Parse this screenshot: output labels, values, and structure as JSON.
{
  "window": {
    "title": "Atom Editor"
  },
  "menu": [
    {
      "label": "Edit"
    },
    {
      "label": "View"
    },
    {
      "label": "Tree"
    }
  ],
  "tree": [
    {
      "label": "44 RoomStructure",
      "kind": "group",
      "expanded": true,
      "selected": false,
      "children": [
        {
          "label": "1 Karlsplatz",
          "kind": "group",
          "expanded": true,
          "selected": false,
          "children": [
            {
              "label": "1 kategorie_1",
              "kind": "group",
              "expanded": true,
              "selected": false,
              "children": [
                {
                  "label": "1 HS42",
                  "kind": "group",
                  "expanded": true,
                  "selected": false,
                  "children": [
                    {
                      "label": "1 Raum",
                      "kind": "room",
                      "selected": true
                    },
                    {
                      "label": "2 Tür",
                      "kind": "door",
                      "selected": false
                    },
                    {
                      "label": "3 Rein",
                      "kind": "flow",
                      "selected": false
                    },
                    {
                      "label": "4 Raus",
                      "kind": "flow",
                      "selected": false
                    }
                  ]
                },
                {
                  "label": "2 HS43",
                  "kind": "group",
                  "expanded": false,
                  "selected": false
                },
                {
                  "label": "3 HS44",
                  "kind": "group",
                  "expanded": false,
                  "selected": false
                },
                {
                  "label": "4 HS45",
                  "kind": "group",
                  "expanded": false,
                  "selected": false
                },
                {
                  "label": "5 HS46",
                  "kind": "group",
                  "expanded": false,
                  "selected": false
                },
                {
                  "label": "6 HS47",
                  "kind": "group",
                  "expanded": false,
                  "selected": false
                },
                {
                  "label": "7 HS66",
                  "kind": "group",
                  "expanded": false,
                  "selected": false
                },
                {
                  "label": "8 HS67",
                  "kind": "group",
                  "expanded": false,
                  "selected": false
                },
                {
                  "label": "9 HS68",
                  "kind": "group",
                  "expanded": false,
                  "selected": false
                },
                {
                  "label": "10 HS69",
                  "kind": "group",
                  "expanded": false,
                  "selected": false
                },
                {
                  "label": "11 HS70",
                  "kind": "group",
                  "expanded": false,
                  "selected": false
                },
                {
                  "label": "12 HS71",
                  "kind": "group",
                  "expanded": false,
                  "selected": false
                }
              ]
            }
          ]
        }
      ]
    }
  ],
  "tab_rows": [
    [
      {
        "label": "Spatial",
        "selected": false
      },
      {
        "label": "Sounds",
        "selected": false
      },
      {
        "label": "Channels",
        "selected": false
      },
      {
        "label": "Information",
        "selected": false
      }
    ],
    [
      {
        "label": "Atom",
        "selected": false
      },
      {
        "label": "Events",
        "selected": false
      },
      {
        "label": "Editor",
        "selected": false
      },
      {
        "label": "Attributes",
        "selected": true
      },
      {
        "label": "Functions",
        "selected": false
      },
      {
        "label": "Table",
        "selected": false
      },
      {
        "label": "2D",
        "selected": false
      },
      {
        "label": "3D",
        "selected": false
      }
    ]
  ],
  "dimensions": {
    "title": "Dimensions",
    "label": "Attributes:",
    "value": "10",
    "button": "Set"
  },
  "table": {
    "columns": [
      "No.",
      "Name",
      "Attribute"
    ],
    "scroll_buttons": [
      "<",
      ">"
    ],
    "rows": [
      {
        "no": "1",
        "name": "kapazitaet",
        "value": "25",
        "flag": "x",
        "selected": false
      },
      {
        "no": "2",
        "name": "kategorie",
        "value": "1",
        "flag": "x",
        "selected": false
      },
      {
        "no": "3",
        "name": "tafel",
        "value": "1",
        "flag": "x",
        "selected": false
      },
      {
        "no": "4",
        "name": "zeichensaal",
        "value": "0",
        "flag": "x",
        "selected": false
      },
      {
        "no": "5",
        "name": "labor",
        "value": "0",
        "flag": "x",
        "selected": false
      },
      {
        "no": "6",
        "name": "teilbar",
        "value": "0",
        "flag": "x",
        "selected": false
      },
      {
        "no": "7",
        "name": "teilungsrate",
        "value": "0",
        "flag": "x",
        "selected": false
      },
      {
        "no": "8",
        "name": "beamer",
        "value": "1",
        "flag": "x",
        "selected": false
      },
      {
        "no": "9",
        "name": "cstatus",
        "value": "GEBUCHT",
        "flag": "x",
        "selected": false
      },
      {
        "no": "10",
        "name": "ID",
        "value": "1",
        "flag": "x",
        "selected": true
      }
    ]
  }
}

* [DIRECTIVE]:
Each record must be returned exactly as it is written.

* [PROBLEM SOLUTION]:
Parse this screenshot: output labels, values, and structure as JSON.
{
  "window": {
    "title": "Atom Editor"
  },
  "menu": [
    {
      "label": "Edit"
    },
    {
      "label": "View"
    },
    {
      "label": "Tree"
    }
  ],
  "tree": [
    {
      "label": "44 RoomStructure",
      "kind": "group",
      "expanded": true,
      "selected": false,
      "children": [
        {
          "label": "1 Karlsplatz",
          "kind": "group",
          "expanded": true,
          "selected": false,
          "children": [
            {
              "label": "1 kategorie_1",
              "kind": "group",
              "expanded": true,
              "selected": false,
              "children": [
                {
                  "label": "1 HS42",
                  "kind": "group",
                  "expanded": true,
                  "selected": false,
                  "children": [
                    {
                      "label": "1 Raum",
                      "kind": "room",
                      "selected": true
                    },
                    {
                      "label": "2 Tür",
                      "kind": "door",
                      "selected": false
                    },
                    {
                      "label": "3 Rein",
                      "kind": "flow",
                      "selected": false
                    },
                    {
                      "label": "4 Raus",
                      "kind": "flow",
                      "selected": false
                    }
                  ]
                },
                {
                  "label": "2 HS43",
                  "kind": "group",
                  "expanded": false,
                  "selected": false
                },
                {
                  "label": "3 HS44",
                  "kind": "group",
                  "expanded": false,
                  "selected": false
                },
                {
                  "label": "4 HS45",
                  "kind": "group",
                  "expanded": false,
                  "selected": false
                },
                {
                  "label": "5 HS46",
                  "kind": "group",
                  "expanded": false,
                  "selected": false
                },
                {
                  "label": "6 HS47",
                  "kind": "group",
                  "expanded": false,
                  "selected": false
                },
                {
                  "label": "7 HS66",
                  "kind": "group",
                  "expanded": false,
                  "selected": false
                },
                {
                  "label": "8 HS67",
                  "kind": "group",
                  "expanded": false,
                  "selected": false
                },
                {
                  "label": "9 HS68",
                  "kind": "group",
                  "expanded": false,
                  "selected": false
                },
                {
                  "label": "10 HS69",
                  "kind": "group",
                  "expanded": false,
                  "selected": false
                },
                {
                  "label": "11 HS70",
                  "kind": "group",
                  "expanded": false,
                  "selected": false
                },
                {
                  "label": "12 HS71",
                  "kind": "group",
                  "expanded": false,
                  "selected": false
                }
              ]
            }
          ]
        }
      ]
    }
  ],
  "tab_rows": [
    [
      {
        "label": "Spatial",
        "selected": false
      },
      {
        "label": "Sounds",
        "selected": false
      },
      {
        "label": "Channels",
        "selected": false
      },
      {
        "label": "Information",
        "selected": false
      }
    ],
    [
      {
        "label": "Atom",
        "selected": false
      },
      {
        "label": "Events",
        "selected": false
      },
      {
        "label": "Editor",
        "selected": false
      },
      {
        "label": "Attributes",
        "selected": true
      },
      {
        "label": "Functions",
        "selected": false
      },
      {
        "label": "Table",
        "selected": false
      },
      {
        "label": "2D",
        "selected": false
      },
      {
        "label": "3D",
        "selected": false
      }
    ]
  ],
  "dimensions": {
    "title": "Dimensions",
    "label": "Attributes:",
    "value": "10",
    "button": "Set"
  },
  "table": {
    "columns": [
      "No.",
      "Name",
      "Attribute"
    ],
    "scroll_buttons": [
      "<",
      ">"
    ],
    "rows": [
      {
        "no": "1",
        "name": "kapazitaet",
        "value": "25",
        "flag": "x",
        "selected": false
      },
      {
        "no": "2",
        "name": "kategorie",
        "value": "1",
        "flag": "x",
        "selected": false
      },
      {
        "no": "3",
        "name": "tafel",
        "value": "1",
        "flag": "x",
        "selected": false
      },
      {
        "no": "4",
        "name": "zeichensaal",
        "value": "0",
        "flag": "x",
        "selected": false
      },
      {
        "no": "5",
        "name": "labor",
        "value": "0",
        "flag": "x",
        "selected": false
      },
      {
        "no": "6",
        "name": "teilbar",
        "value": "0",
        "flag": "x",
        "selected": false
      },
      {
        "no": "7",
        "name": "teilungsrate",
        "value": "0",
        "flag": "x",
        "selected": false
      },
      {
        "no": "8",
        "name": "beamer",
        "value": "1",
        "flag": "x",
        "selected": false
      },
      {
        "no": "9",
        "name": "cstatus",
        "value": "GEBUCHT",
        "flag": "x",
        "selected": false
      },
      {
        "no": "10",
        "name": "ID",
        "value": "1",
        "flag": "x",
        "selected": true
      }
    ]
  }
}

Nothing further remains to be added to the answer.